* _Aim_
Output the material beneath exactly, leaving nothing out.

* _Information shown_
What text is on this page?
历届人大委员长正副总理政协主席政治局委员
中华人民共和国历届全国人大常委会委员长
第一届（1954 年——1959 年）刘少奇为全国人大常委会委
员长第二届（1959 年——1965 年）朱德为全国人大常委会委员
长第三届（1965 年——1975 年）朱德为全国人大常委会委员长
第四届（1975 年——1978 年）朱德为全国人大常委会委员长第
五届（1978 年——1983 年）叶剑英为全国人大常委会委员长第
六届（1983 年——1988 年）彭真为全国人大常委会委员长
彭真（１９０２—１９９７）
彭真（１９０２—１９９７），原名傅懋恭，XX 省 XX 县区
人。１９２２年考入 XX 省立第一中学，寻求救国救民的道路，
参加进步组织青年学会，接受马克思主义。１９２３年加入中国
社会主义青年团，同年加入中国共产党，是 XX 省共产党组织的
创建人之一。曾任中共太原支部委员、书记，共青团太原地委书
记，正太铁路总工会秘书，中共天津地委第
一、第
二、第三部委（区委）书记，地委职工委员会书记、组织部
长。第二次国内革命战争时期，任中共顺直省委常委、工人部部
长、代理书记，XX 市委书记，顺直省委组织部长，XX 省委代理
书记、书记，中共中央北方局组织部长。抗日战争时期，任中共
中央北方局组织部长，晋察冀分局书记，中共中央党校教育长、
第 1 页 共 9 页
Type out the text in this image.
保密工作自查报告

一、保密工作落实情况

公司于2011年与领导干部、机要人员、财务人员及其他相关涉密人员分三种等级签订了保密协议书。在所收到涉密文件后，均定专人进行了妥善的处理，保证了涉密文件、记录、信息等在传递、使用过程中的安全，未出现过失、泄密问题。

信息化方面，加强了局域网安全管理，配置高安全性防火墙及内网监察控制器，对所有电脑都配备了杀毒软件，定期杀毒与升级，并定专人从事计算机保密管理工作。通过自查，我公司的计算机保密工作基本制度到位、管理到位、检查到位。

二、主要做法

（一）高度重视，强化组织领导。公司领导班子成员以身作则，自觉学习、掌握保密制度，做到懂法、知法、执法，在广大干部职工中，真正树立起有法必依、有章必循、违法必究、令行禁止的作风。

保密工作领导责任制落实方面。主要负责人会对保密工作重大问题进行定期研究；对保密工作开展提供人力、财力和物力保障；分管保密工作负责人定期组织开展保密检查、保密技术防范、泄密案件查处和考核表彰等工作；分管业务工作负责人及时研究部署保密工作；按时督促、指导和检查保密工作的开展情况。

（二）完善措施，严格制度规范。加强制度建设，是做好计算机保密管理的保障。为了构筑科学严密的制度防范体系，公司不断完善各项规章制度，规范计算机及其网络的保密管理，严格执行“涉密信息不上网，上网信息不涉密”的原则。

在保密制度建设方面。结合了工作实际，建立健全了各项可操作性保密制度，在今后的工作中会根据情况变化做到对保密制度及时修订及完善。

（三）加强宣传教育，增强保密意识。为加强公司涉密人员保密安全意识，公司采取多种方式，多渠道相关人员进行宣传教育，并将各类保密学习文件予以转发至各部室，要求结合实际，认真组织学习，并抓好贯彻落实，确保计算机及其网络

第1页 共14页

* _Solution for this problem_
What text is on this page?
历届人大委员长正副总理政协主席政治局委员
中华人民共和国历届全国人大常委会委员长
第一届（1954 年——1959 年）刘少奇为全国人大常委会委
员长第二届（1959 年——1965 年）朱德为全国人大常委会委员
长第三届（1965 年——1975 年）朱德为全国人大常委会委员长
第四届（1975 年——1978 年）朱德为全国人大常委会委员长第
五届（1978 年——1983 年）叶剑英为全国人大常委会委员长第
六届（1983 年——1988 年）彭真为全国人大常委会委员长
彭真（１９０２—１９９７）
彭真（１９０２—１９９７），原名傅懋恭，XX 省 XX 县区
人。１９２２年考入 XX 省立第一中学，寻求救国救民的道路，
参加进步组织青年学会，接受马克思主义。１９２３年加入中国
社会主义青年团，同年加入中国共产党，是 XX 省共产党组织的
创建人之一。曾任中共太原支部委员、书记，共青团太原地委书
记，正太铁路总工会秘书，中共天津地委第
一、第
二、第三部委（区委）书记，地委职工委员会书记、组织部
长。第二次国内革命战争时期，任中共顺直省委常委、工人部部
长、代理书记，XX 市委书记，顺直省委组织部长，XX 省委代理
书记、书记，中共中央北方局组织部长。抗日战争时期，任中共
中央北方局组织部长，晋察冀分局书记，中共中央党校教育长、
第 1 页 共 9 页
Type out the text in this image.
保密工作自查报告

一、保密工作落实情况

公司于2011年与领导干部、机要人员、财务人员及其他相关涉密人员分三种等级签订了保密协议书。在所收到涉密文件后，均定专人进行了妥善的处理，保证了涉密文件、记录、信息等在传递、使用过程中的安全，未出现过失、泄密问题。

信息化方面，加强了局域网安全管理，配置高安全性防火墙及内网监察控制器，对所有电脑都配备了杀毒软件，定期杀毒与升级，并定专人从事计算机保密管理工作。通过自查，我公司的计算机保密工作基本制度到位、管理到位、检查到位。

二、主要做法

（一）高度重视，强化组织领导。公司领导班子成员以身作则，自觉学习、掌握保密制度，做到懂法、知法、执法，在广大干部职工中，真正树立起有法必依、有章必循、违法必究、令行禁止的作风。

保密工作领导责任制落实方面。主要负责人会对保密工作重大问题进行定期研究；对保密工作开展提供人力、财力和物力保障；分管保密工作负责人定期组织开展保密检查、保密技术防范、泄密案件查处和考核表彰等工作；分管业务工作负责人及时研究部署保密工作；按时督促、指导和检查保密工作的开展情况。

（二）完善措施，严格制度规范。加强制度建设，是做好计算机保密管理的保障。为了构筑科学严密的制度防范体系，公司不断完善各项规章制度，规范计算机及其网络的保密管理，严格执行“涉密信息不上网，上网信息不涉密”的原则。

在保密制度建设方面。结合了工作实际，建立健全了各项可操作性保密制度，在今后的工作中会根据情况变化做到对保密制度及时修订及完善。

（三）加强宣传教育，增强保密意识。为加强公司涉密人员保密安全意识，公司采取多种方式，多渠道相关人员进行宣传教育，并将各类保密学习文件予以转发至各部室，要求结合实际，认真组织学习，并抓好贯彻落实，确保计算机及其网络

第1页 共14页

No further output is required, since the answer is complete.